- **WRITTEN REQUEST**
Return each line holding the string "about".

[Stored data]
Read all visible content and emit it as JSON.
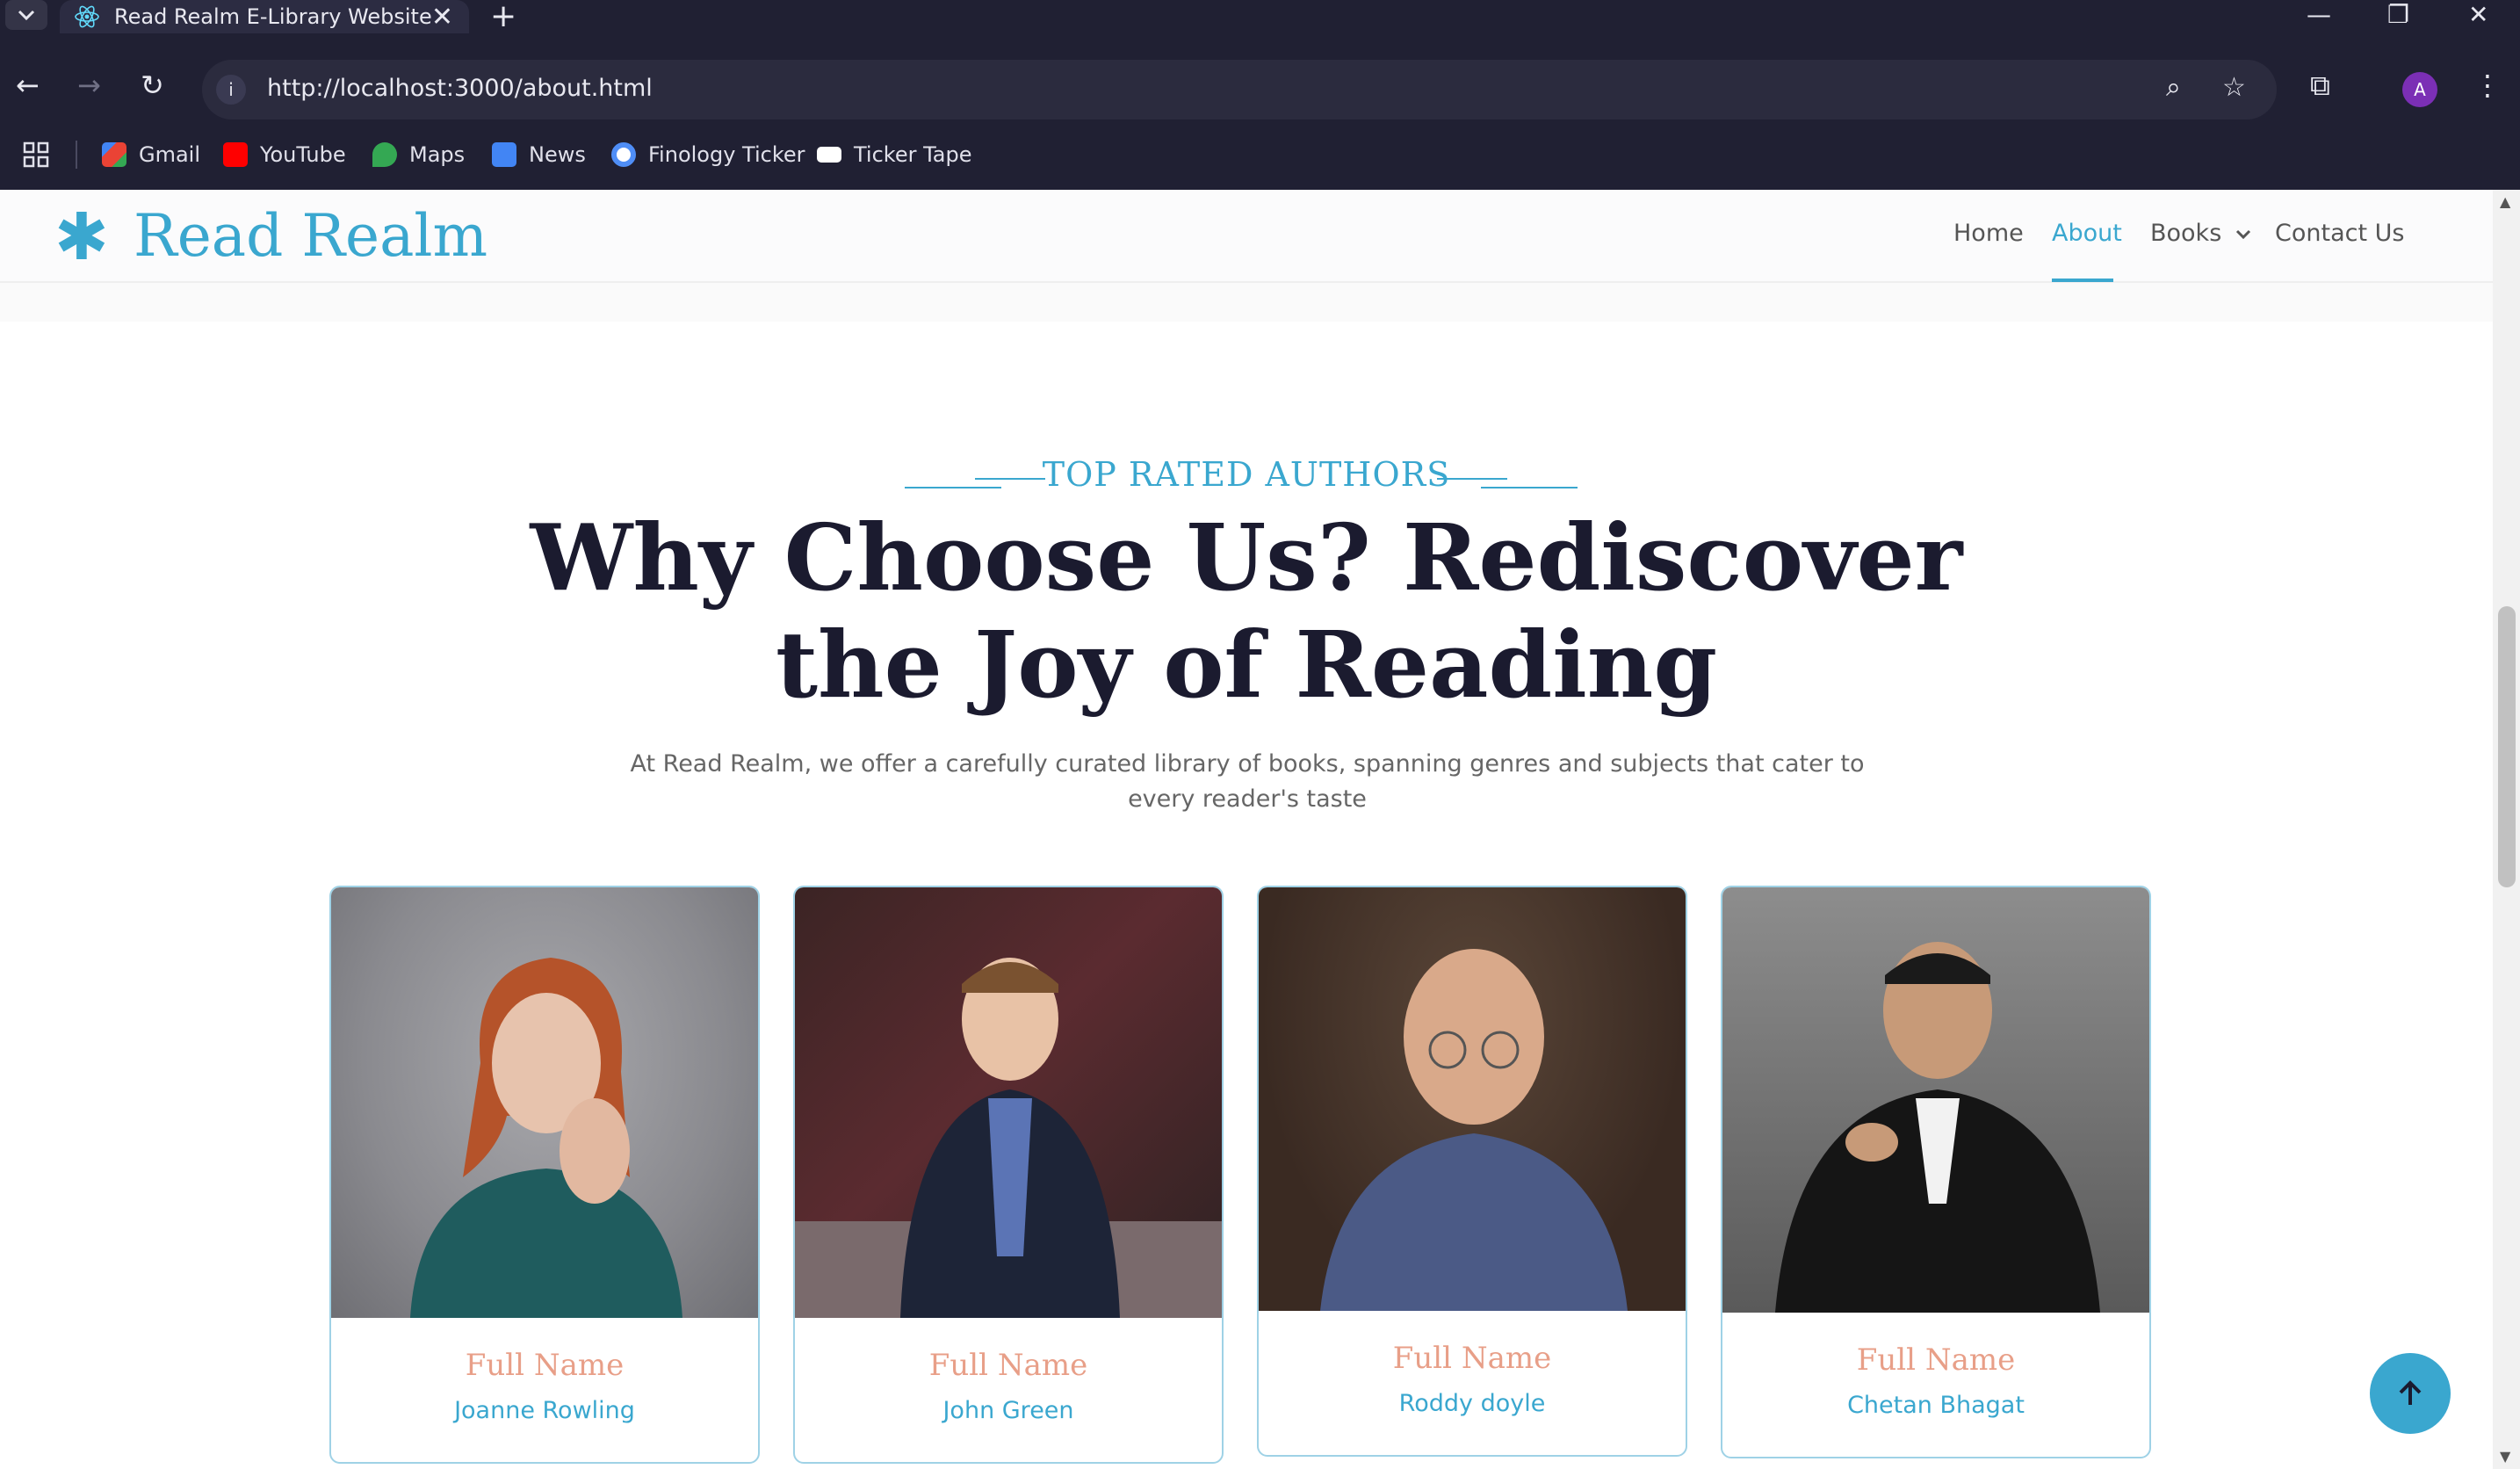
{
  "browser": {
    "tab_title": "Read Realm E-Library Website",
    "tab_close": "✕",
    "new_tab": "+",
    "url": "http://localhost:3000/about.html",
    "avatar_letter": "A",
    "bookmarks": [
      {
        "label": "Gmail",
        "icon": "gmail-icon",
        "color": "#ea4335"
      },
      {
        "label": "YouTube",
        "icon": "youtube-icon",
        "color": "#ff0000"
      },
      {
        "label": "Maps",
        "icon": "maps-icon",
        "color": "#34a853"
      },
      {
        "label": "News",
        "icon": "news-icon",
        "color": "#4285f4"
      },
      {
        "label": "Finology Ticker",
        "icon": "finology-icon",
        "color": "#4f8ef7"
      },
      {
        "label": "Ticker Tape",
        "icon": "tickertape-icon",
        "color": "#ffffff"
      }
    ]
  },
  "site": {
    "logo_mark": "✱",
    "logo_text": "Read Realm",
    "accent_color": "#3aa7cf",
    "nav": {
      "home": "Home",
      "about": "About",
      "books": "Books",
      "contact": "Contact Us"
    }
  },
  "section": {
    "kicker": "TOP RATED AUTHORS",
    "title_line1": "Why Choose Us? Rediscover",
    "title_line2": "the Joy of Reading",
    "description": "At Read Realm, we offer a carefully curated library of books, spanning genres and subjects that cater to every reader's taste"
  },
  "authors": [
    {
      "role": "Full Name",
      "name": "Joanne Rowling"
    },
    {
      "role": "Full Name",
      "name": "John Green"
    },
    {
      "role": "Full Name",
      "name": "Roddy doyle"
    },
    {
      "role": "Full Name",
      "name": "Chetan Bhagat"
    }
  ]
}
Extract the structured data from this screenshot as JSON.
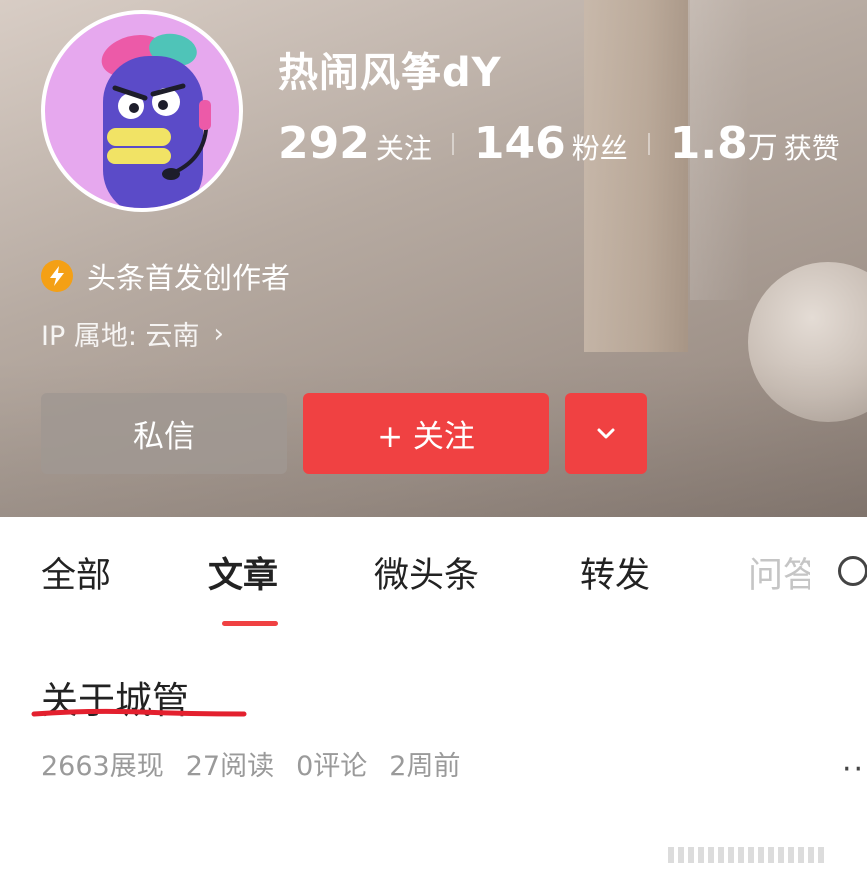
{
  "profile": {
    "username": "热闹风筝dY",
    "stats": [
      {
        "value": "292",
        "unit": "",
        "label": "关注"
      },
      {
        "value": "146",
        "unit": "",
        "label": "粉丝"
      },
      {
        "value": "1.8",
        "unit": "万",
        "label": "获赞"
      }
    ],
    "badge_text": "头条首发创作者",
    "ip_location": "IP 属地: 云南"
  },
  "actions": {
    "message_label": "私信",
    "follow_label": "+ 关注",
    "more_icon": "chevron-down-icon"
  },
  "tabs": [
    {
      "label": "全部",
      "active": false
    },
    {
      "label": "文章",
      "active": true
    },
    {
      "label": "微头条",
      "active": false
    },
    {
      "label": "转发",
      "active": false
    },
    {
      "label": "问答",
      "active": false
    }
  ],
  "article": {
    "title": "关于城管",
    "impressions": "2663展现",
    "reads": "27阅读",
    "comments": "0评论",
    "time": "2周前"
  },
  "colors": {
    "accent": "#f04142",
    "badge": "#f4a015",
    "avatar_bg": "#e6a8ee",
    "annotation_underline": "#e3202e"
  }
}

- **EXERCISE RESULT**
    "url": "http://localhost:3000/about.html",
      "about": "About",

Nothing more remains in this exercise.